■ **Questions to answer**
1. Answer these questions using the antinuclear antibody study abstract:
(a) How many consented patients does the Mass General Brigham Biobank contain?
(b) How many subjects were ANA-?
(c) What was the heritability estimate for ANA+ at ≥1:80?
2. List every factor that the comparisons in the antinuclear antibody study abstract were adjusted for.

■ **Reading passage**
+++

Genome-wide association study for loci associated with positive antinuclear antibodies

Background

The genetic basis, heritability, and genetic differences by patterns and titers of antinuclear antibodies (ANA) are still poorly understood.

Methods

Within the Mass General Brigham Biobank, containing electronic health records (EHR) and genotyping for >65,000 consented patients, we identified individuals with HEp-2 immunofluorescence ANA results (1989–2022) and genetically predicted European ancestry. We performed genome-wide associated studies for ANA+ ≥ 1:40, ≥ 1:80, all and in speckled and homogeneous ANA patterns, for those only +1:40, and then excluding those with ≥1 of 9 ANA-associated autoimmune diagnoses, each compared to those ANA- and adjusted for age, sex, and 4 genetic principal components. The lability method estimated ANA+ heritability. We investigated HLA alleles using SNP2HLA imputation.

Results

7035 subjects were ANA+ at ≥1:40, 4279 at ≥1:80 and 5840 were ANA -. Associations were similar but stronger for ANA ≥1:80 than ≥1:40. Associations were stronger for speckled and homogeneous ANA patterns separately (each vs. all ANA-) and attenuated after excluding those with ≥1 autoimmune disease diagnosis. At both titers, HLA-DQB1:0201 had the strongest association, OR 1.3 (95 % CI 1.2–1.5, p 9.1 × 10^–14 for ANA ≥1:80); HLA-B:08, HLA-DRB1:03, and HLA:C:0701 alleles also showed significant associations. The strongest non-HLA association was rs34748780 (chromosome 7) near IRF5/TNPO3, OR 1.2 (95 % CI 1.1–1.4, p 1.6 × 10^–8 for ANA ≥1:80). ANA+ ≥1:40 heritability was 12 % (SE 0.03), p 1.0 × 10^–8 and ≥1:80 was 19 % (SE 0.03), p 1.9 × 10^–12.

Conclusion

HLA-DQB1:0201, HLA-DRB1:03, HLA-B, and HLA-C were strong genetic factors for ANA+ in these European ancestry individuals.

+++

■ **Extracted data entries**
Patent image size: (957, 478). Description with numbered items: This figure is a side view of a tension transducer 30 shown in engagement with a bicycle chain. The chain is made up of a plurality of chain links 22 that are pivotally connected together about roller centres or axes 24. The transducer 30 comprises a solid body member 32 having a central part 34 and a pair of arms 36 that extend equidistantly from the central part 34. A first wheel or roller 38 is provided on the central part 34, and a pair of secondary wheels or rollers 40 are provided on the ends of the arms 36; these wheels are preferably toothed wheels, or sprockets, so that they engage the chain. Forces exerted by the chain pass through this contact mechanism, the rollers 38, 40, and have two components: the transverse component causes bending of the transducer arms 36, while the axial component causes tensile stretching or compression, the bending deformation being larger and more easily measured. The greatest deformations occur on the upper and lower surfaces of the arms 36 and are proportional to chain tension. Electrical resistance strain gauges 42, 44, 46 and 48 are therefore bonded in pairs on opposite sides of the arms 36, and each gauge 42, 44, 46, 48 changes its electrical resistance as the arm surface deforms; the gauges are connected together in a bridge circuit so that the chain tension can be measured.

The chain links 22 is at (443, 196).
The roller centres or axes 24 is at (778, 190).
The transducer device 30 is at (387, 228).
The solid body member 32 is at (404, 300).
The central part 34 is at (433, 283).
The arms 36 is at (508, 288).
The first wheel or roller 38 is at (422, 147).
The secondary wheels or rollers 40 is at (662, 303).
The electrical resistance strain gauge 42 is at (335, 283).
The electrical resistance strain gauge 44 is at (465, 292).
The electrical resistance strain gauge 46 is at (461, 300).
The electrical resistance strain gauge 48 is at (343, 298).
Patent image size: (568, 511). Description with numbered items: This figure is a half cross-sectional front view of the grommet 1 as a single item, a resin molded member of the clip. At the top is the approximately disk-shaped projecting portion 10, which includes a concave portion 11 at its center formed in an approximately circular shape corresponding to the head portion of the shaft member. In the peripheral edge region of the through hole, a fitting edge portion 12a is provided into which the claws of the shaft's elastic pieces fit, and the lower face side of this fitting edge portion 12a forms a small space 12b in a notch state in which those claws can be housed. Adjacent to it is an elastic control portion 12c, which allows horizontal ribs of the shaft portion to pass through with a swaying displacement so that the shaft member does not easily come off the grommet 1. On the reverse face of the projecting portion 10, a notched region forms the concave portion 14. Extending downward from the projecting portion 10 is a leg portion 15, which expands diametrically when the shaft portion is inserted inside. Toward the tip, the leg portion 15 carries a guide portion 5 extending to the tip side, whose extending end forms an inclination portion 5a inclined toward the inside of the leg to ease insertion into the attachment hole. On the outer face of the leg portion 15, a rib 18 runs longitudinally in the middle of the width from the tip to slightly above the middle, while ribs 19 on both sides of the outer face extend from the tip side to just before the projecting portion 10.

+++

■ **Numbered answers**
1.
(a) More than 65,000
(b) 5840
(c) 19 % (SE 0.03), p 1.9 × 10^–12

2. Age; sex; 4 genetic principal components